> **TO BE DONE**:
Write out the material again word for word, dropping any images it holds.

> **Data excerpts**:
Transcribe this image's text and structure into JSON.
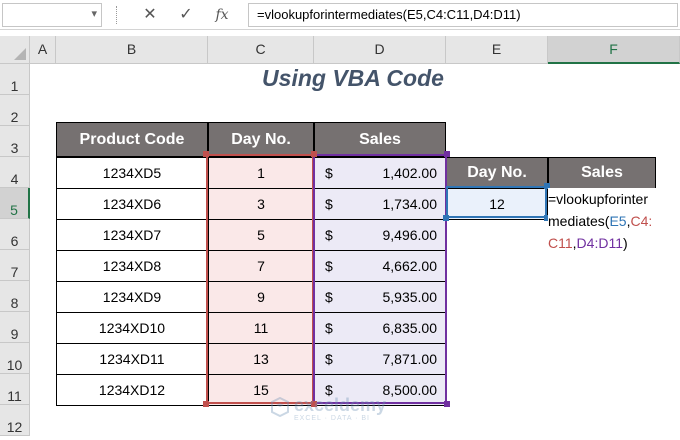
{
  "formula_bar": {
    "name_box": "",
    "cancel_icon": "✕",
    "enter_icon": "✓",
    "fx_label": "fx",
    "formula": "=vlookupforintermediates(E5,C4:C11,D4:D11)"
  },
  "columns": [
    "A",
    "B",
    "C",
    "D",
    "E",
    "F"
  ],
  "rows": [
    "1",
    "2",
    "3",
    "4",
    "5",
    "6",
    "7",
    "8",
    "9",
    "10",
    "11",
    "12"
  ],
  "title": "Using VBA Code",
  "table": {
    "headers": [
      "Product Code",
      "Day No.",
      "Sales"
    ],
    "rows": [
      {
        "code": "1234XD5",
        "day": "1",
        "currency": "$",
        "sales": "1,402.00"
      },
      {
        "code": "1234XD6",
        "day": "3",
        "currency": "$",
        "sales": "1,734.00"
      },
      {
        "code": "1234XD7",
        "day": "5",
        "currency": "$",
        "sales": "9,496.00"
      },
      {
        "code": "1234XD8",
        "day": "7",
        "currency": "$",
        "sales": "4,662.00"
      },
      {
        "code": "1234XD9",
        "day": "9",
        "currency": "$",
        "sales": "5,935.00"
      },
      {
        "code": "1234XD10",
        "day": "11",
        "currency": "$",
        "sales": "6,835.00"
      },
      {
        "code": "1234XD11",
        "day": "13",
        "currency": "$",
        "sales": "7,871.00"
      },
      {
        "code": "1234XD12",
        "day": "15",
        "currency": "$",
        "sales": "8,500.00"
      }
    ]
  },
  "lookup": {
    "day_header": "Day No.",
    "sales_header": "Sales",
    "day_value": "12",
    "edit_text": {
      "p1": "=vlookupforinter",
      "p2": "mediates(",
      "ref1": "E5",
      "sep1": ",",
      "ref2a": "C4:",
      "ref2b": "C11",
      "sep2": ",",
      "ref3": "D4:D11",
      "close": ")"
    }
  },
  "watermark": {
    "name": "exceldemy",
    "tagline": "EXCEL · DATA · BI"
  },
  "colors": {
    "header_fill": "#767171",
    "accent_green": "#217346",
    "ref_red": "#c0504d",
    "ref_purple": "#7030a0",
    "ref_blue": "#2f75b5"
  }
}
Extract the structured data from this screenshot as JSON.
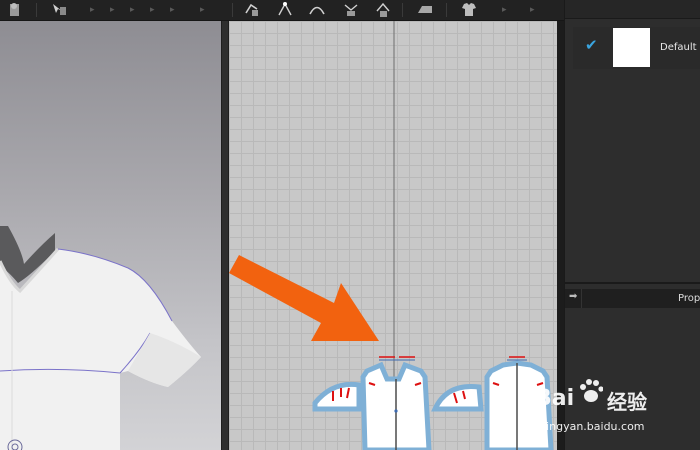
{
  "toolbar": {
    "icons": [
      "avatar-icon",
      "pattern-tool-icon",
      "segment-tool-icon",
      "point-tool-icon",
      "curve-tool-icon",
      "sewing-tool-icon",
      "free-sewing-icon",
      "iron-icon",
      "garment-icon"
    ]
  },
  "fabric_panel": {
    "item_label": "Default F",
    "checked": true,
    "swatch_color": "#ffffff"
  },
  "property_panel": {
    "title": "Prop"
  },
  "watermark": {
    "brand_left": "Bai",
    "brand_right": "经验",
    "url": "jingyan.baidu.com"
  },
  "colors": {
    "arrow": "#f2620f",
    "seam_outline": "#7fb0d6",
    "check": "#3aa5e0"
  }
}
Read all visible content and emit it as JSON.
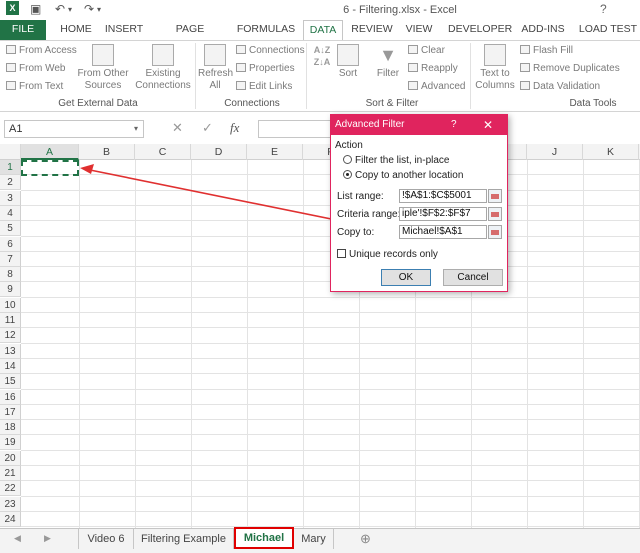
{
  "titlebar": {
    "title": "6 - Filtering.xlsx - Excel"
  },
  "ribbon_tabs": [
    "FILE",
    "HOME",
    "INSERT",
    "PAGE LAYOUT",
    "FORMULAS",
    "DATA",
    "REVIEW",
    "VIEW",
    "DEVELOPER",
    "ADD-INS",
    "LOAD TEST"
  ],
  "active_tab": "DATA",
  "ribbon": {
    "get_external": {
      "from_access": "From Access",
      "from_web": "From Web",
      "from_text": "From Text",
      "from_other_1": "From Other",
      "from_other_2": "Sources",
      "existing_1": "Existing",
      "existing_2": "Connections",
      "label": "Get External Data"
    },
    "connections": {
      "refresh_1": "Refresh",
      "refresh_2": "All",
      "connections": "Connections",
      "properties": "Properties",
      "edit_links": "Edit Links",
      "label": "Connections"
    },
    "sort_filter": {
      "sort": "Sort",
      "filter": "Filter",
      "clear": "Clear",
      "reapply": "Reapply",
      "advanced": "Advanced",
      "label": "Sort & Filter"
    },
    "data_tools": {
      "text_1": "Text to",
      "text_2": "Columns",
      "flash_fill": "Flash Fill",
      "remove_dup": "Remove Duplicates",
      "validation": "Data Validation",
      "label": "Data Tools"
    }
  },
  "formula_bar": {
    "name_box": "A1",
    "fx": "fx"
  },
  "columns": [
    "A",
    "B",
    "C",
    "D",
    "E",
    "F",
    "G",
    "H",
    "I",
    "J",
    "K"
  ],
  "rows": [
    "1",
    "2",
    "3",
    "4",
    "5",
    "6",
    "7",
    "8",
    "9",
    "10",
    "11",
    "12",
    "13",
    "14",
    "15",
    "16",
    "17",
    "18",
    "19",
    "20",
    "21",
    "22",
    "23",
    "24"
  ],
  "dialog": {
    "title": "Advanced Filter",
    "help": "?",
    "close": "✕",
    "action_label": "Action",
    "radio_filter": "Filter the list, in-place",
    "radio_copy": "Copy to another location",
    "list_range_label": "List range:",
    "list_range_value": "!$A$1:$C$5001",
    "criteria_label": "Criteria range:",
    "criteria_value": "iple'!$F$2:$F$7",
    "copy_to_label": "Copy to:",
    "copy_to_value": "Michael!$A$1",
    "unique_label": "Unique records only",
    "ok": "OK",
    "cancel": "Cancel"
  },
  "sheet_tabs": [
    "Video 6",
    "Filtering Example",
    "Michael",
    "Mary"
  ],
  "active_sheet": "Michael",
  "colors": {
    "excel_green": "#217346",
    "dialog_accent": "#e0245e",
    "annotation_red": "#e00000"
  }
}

> **EXERCISE ANSWER**:
Transcribe this image's text and structure into JSON.
{
  "formula_bar": {
    "name_box": "",
    "cancel_icon": "✕",
    "enter_icon": "✓",
    "fx_label": "fx",
    "formula": "=vlookupforintermediates(E5,C4:C11,D4:D11)"
  },
  "columns": [
    "A",
    "B",
    "C",
    "D",
    "E",
    "F"
  ],
  "rows": [
    "1",
    "2",
    "3",
    "4",
    "5",
    "6",
    "7",
    "8",
    "9",
    "10",
    "11",
    "12"
  ],
  "title": "Using VBA Code",
  "table": {
    "headers": [
      "Product Code",
      "Day No.",
      "Sales"
    ],
    "rows": [
      {
        "code": "1234XD5",
        "day": "1",
        "currency": "$",
        "sales": "1,402.00"
      },
      {
        "code": "1234XD6",
        "day": "3",
        "currency": "$",
        "sales": "1,734.00"
      },
      {
        "code": "1234XD7",
        "day": "5",
        "currency": "$",
        "sales": "9,496.00"
      },
      {
        "code": "1234XD8",
        "day": "7",
        "currency": "$",
        "sales": "4,662.00"
      },
      {
        "code": "1234XD9",
        "day": "9",
        "currency": "$",
        "sales": "5,935.00"
      },
      {
        "code": "1234XD10",
        "day": "11",
        "currency": "$",
        "sales": "6,835.00"
      },
      {
        "code": "1234XD11",
        "day": "13",
        "currency": "$",
        "sales": "7,871.00"
      },
      {
        "code": "1234XD12",
        "day": "15",
        "currency": "$",
        "sales": "8,500.00"
      }
    ]
  },
  "lookup": {
    "day_header": "Day No.",
    "sales_header": "Sales",
    "day_value": "12",
    "edit_text": {
      "p1": "=vlookupforinter",
      "p2": "mediates(",
      "ref1": "E5",
      "sep1": ",",
      "ref2a": "C4:",
      "ref2b": "C11",
      "sep2": ",",
      "ref3": "D4:D11",
      "close": ")"
    }
  },
  "watermark": {
    "name": "exceldemy",
    "tagline": "EXCEL · DATA · BI"
  },
  "colors": {
    "header_fill": "#767171",
    "accent_green": "#217346",
    "ref_red": "#c0504d",
    "ref_purple": "#7030a0",
    "ref_blue": "#2f75b5"
  }
}
Extract the structured data from this screenshot as JSON.
{
  "toolbar": {
    "icons": [
      "avatar-icon",
      "pattern-tool-icon",
      "segment-tool-icon",
      "point-tool-icon",
      "curve-tool-icon",
      "sewing-tool-icon",
      "free-sewing-icon",
      "iron-icon",
      "garment-icon"
    ]
  },
  "fabric_panel": {
    "item_label": "Default F",
    "checked": true,
    "swatch_color": "#ffffff"
  },
  "property_panel": {
    "title": "Prop"
  },
  "watermark": {
    "brand_left": "Bai",
    "brand_right": "经验",
    "url": "jingyan.baidu.com"
  },
  "colors": {
    "arrow": "#f2620f",
    "seam_outline": "#7fb0d6",
    "check": "#3aa5e0"
  }
}
Read all visible content and emit it as JSON.
{
  "titlebar": {
    "title": "6 - Filtering.xlsx - Excel"
  },
  "ribbon_tabs": [
    "FILE",
    "HOME",
    "INSERT",
    "PAGE LAYOUT",
    "FORMULAS",
    "DATA",
    "REVIEW",
    "VIEW",
    "DEVELOPER",
    "ADD-INS",
    "LOAD TEST"
  ],
  "active_tab": "DATA",
  "ribbon": {
    "get_external": {
      "from_access": "From Access",
      "from_web": "From Web",
      "from_text": "From Text",
      "from_other_1": "From Other",
      "from_other_2": "Sources",
      "existing_1": "Existing",
      "existing_2": "Connections",
      "label": "Get External Data"
    },
    "connections": {
      "refresh_1": "Refresh",
      "refresh_2": "All",
      "connections": "Connections",
      "properties": "Properties",
      "edit_links": "Edit Links",
      "label": "Connections"
    },
    "sort_filter": {
      "sort": "Sort",
      "filter": "Filter",
      "clear": "Clear",
      "reapply": "Reapply",
      "advanced": "Advanced",
      "label": "Sort & Filter"
    },
    "data_tools": {
      "text_1": "Text to",
      "text_2": "Columns",
      "flash_fill": "Flash Fill",
      "remove_dup": "Remove Duplicates",
      "validation": "Data Validation",
      "label": "Data Tools"
    }
  },
  "formula_bar": {
    "name_box": "A1",
    "fx": "fx"
  },
  "columns": [
    "A",
    "B",
    "C",
    "D",
    "E",
    "F",
    "G",
    "H",
    "I",
    "J",
    "K"
  ],
  "rows": [
    "1",
    "2",
    "3",
    "4",
    "5",
    "6",
    "7",
    "8",
    "9",
    "10",
    "11",
    "12",
    "13",
    "14",
    "15",
    "16",
    "17",
    "18",
    "19",
    "20",
    "21",
    "22",
    "23",
    "24"
  ],
  "dialog": {
    "title": "Advanced Filter",
    "help": "?",
    "close": "✕",
    "action_label": "Action",
    "radio_filter": "Filter the list, in-place",
    "radio_copy": "Copy to another location",
    "list_range_label": "List range:",
    "list_range_value": "!$A$1:$C$5001",
    "criteria_label": "Criteria range:",
    "criteria_value": "iple'!$F$2:$F$7",
    "copy_to_label": "Copy to:",
    "copy_to_value": "Michael!$A$1",
    "unique_label": "Unique records only",
    "ok": "OK",
    "cancel": "Cancel"
  },
  "sheet_tabs": [
    "Video 6",
    "Filtering Example",
    "Michael",
    "Mary"
  ],
  "active_sheet": "Michael",
  "colors": {
    "excel_green": "#217346",
    "dialog_accent": "#e0245e",
    "annotation_red": "#e00000"
  }
}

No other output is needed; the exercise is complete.